Raw records:

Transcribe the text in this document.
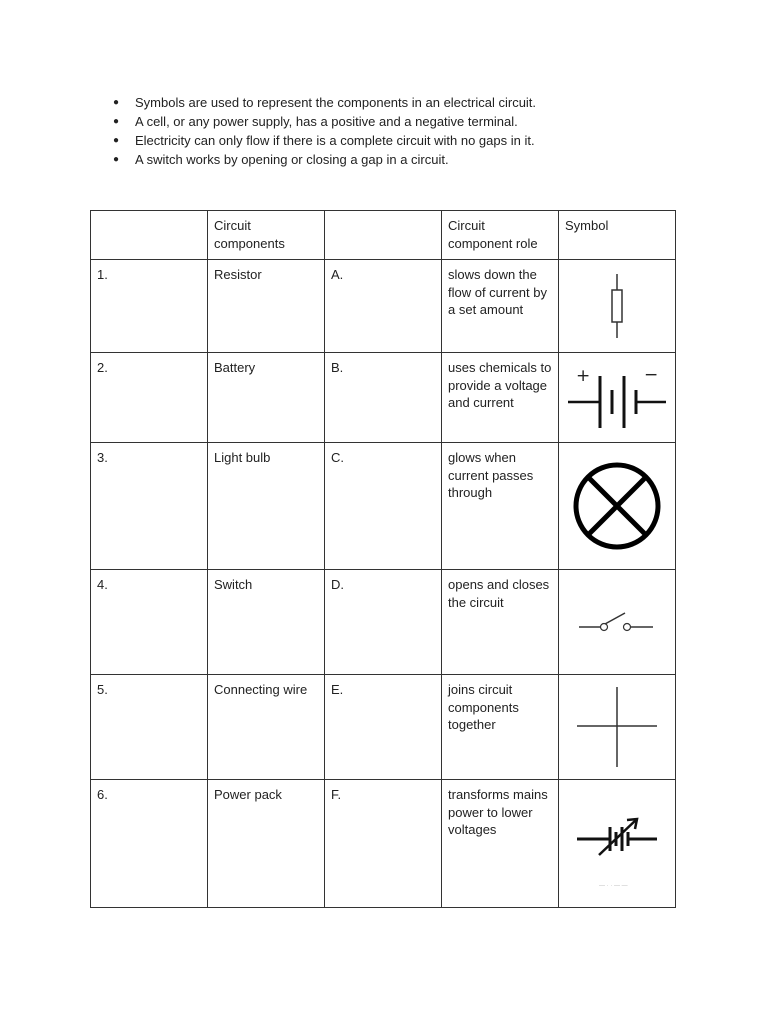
● Symbols are used to represent the components in an electrical circuit.
● A cell, or any power supply, has a positive and a negative terminal.
● Electricity can only flow if there is a complete circuit with no gaps in it.
● A switch works by opening or closing a gap in a circuit.
	Circuit components		Circuit component role	Symbol
1.	Resistor	A.	slows down the flow of current by a set amount	

2.	Battery	B.	uses chemicals to provide a voltage and current	+ −

3.	Light bulb	C.	glows when current passes through	

4.	Switch	D.	opens and closes the circuit	

5.	Connecting wire	E.	joins circuit components together	

6.	Power pack	F.	transforms mains power to lower voltages	— · · — —
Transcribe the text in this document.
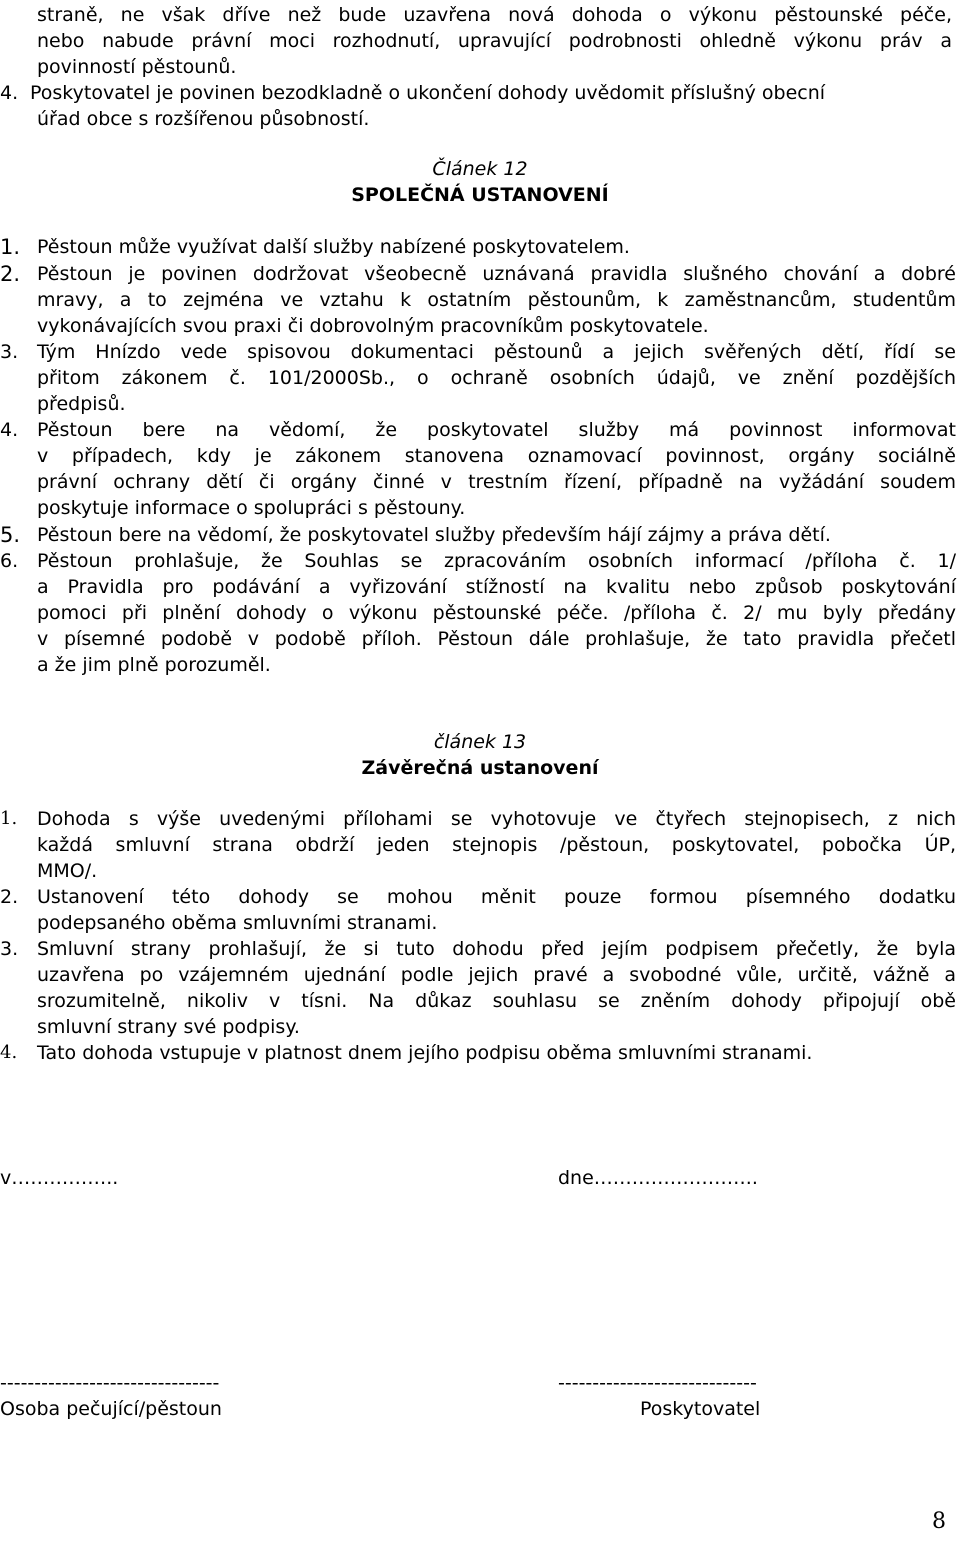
straně, ne však dříve než bude uzavřena nová dohoda o výkonu pěstounské péče,
nebo nabude právní moci rozhodnutí, upravující podrobnosti ohledně výkonu práv a
povinností pěstounů.
4. Poskytovatel je povinen bezodkladně o ukončení dohody uvědomit příslušný obecní
úřad obce s rozšířenou působností.
Článek 12
SPOLEČNÁ USTANOVENÍ
1. Pěstoun může využívat další služby nabízené poskytovatelem.
2. Pěstoun je povinen dodržovat všeobecně uznávaná pravidla slušného chování a dobré
mravy, a to zejména ve vztahu k ostatním pěstounům, k zaměstnancům, studentům
vykonávajících svou praxi či dobrovolným pracovníkům poskytovatele.
3. Tým Hnízdo vede spisovou dokumentaci pěstounů a jejich svěřených dětí, řídí se
přitom zákonem č. 101/2000Sb., o ochraně osobních údajů, ve znění pozdějších
předpisů.
4. Pěstoun bere na vědomí, že poskytovatel služby má povinnost informovat
v případech, kdy je zákonem stanovena oznamovací povinnost, orgány sociálně
právní ochrany dětí či orgány činné v trestním řízení, případně na vyžádání soudem
poskytuje informace o spolupráci s pěstouny.
5. Pěstoun bere na vědomí, že poskytovatel služby především hájí zájmy a práva dětí.
6. Pěstoun prohlašuje, že Souhlas se zpracováním osobních informací /příloha č. 1/
a Pravidla pro podávání a vyřizování stížností na kvalitu nebo způsob poskytování
pomoci při plnění dohody o výkonu pěstounské péče. /příloha č. 2/ mu byly předány
v písemné podobě v podobě příloh. Pěstoun dále prohlašuje, že tato pravidla přečetl
a že jim plně porozuměl.
článek 13
Závěrečná ustanovení
1. Dohoda s výše uvedenými přílohami se vyhotovuje ve čtyřech stejnopisech, z nich
každá smluvní strana obdrží jeden stejnopis /pěstoun, poskytovatel, pobočka ÚP,
MMO/.
2. Ustanovení této dohody se mohou měnit pouze formou písemného dodatku
podepsaného oběma smluvními stranami.
3. Smluvní strany prohlašují, že si tuto dohodu před jejím podpisem přečetly, že byla
uzavřena po vzájemném ujednání podle jejich pravé a svobodné vůle, určitě, vážně a
srozumitelně, nikoliv v tísni. Na důkaz souhlasu se zněním dohody připojují obě
smluvní strany své podpisy.
4. Tato dohoda vstupuje v platnost dnem jejího podpisu oběma smluvními stranami.
v……………..	dne……………………..
--------------------------------	-----------------------------
Osoba pečující/pěstoun	Poskytovatel
8
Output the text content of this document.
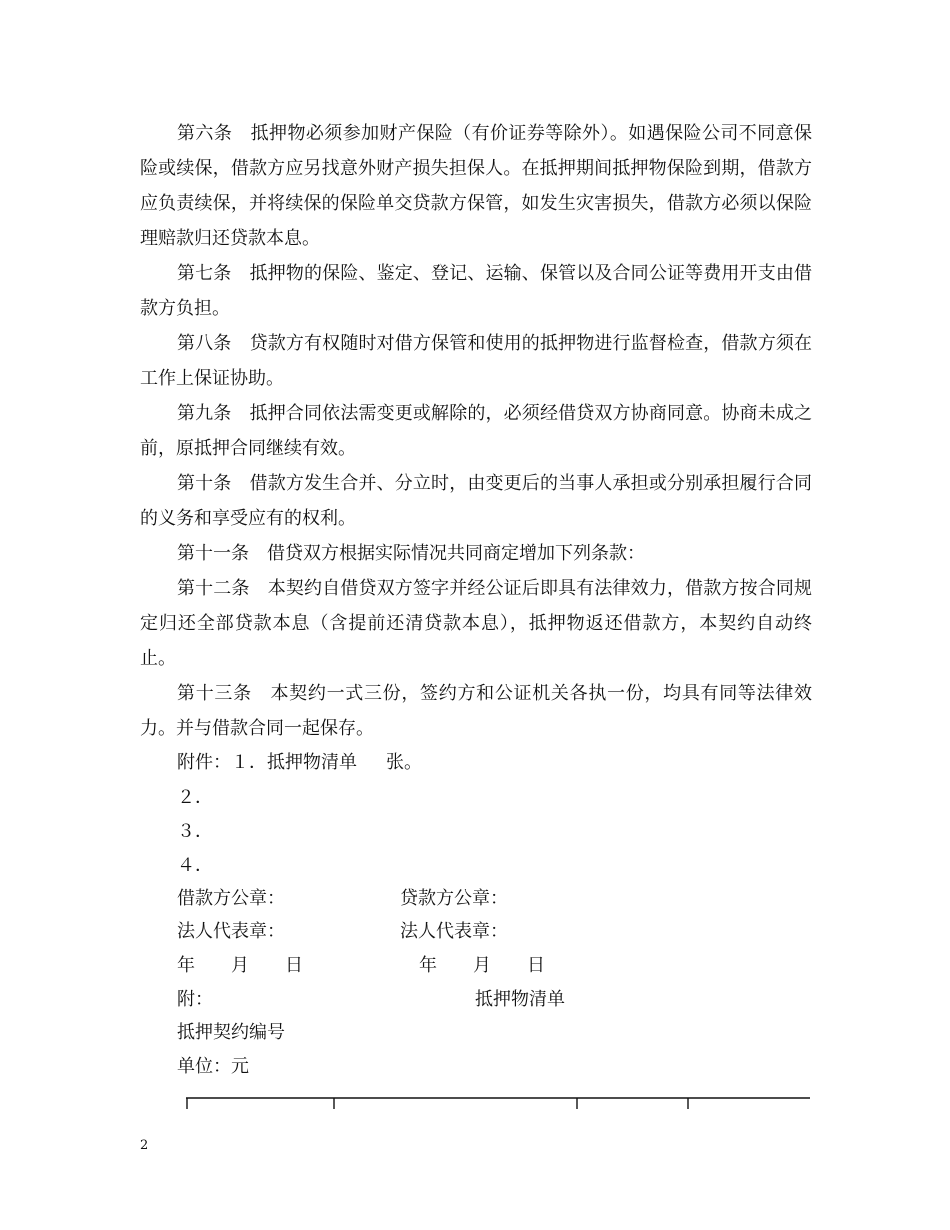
第六条　抵押物必须参加财产保险（有价证券等除外）。如遇保险公司不同意保险或续保，借款方应另找意外财产损失担保人。在抵押期间抵押物保险到期，借款方应负责续保，并将续保的保险单交贷款方保管，如发生灾害损失，借款方必须以保险理赔款归还贷款本息。

第七条　抵押物的保险、鉴定、登记、运输、保管以及合同公证等费用开支由借款方负担。

第八条　贷款方有权随时对借方保管和使用的抵押物进行监督检查，借款方须在工作上保证协助。

第九条　抵押合同依法需变更或解除的，必须经借贷双方协商同意。协商未成之前，原抵押合同继续有效。

第十条　借款方发生合并、分立时，由变更后的当事人承担或分别承担履行合同的义务和享受应有的权利。

第十一条　借贷双方根据实际情况共同商定增加下列条款：

第十二条　本契约自借贷双方签字并经公证后即具有法律效力，借款方按合同规定归还全部贷款本息（含提前还清贷款本息），抵押物返还借款方，本契约自动终止。

第十三条　本契约一式三份，签约方和公证机关各执一份，均具有同等法律效力。并与借款合同一起保存。

附件：１．抵押物清单 张。
２．
３．
４．
借款方公章：	贷款方公章：
法人代表章：	法人代表章：
年　　月　　日	年　　月　　日
附：	抵押物清单
抵押契约编号
单位：元
2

Aim: Look through the records above and report how many lines hold the word "vědomí", giving only the number.

The answer: 2